* _What this task involves_: Every entry must be copied word for word.

>> start Supplied information

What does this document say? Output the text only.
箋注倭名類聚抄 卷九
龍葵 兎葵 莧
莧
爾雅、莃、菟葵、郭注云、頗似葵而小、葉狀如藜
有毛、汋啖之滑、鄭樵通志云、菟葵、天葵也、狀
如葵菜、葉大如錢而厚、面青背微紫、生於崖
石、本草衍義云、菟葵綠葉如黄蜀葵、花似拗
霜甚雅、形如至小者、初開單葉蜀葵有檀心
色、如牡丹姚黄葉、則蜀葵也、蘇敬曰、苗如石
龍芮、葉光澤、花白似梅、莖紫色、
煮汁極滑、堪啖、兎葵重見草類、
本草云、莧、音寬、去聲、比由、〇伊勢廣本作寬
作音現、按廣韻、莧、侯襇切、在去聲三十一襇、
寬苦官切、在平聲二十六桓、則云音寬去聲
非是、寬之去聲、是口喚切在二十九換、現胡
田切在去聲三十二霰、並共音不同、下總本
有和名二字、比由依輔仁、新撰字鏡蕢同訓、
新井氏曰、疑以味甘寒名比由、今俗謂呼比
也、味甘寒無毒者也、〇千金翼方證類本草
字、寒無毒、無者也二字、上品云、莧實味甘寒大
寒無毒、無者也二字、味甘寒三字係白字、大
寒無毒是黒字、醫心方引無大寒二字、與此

>> end Supplied information

* _Exercise solution_:
What does this document say? Output the text only.
箋注倭名類聚抄 卷九
龍葵 兎葵 莧
莧
爾雅、莃、菟葵、郭注云、頗似葵而小、葉狀如藜
有毛、汋啖之滑、鄭樵通志云、菟葵、天葵也、狀
如葵菜、葉大如錢而厚、面青背微紫、生於崖
石、本草衍義云、菟葵綠葉如黄蜀葵、花似拗
霜甚雅、形如至小者、初開單葉蜀葵有檀心
色、如牡丹姚黄葉、則蜀葵也、蘇敬曰、苗如石
龍芮、葉光澤、花白似梅、莖紫色、
煮汁極滑、堪啖、兎葵重見草類、
本草云、莧、音寬、去聲、比由、〇伊勢廣本作寬
作音現、按廣韻、莧、侯襇切、在去聲三十一襇、
寬苦官切、在平聲二十六桓、則云音寬去聲
非是、寬之去聲、是口喚切在二十九換、現胡
田切在去聲三十二霰、並共音不同、下總本
有和名二字、比由依輔仁、新撰字鏡蕢同訓、
新井氏曰、疑以味甘寒名比由、今俗謂呼比
也、味甘寒無毒者也、〇千金翼方證類本草
字、寒無毒、無者也二字、上品云、莧實味甘寒大
寒無毒、無者也二字、味甘寒三字係白字、大
寒無毒是黒字、醫心方引無大寒二字、與此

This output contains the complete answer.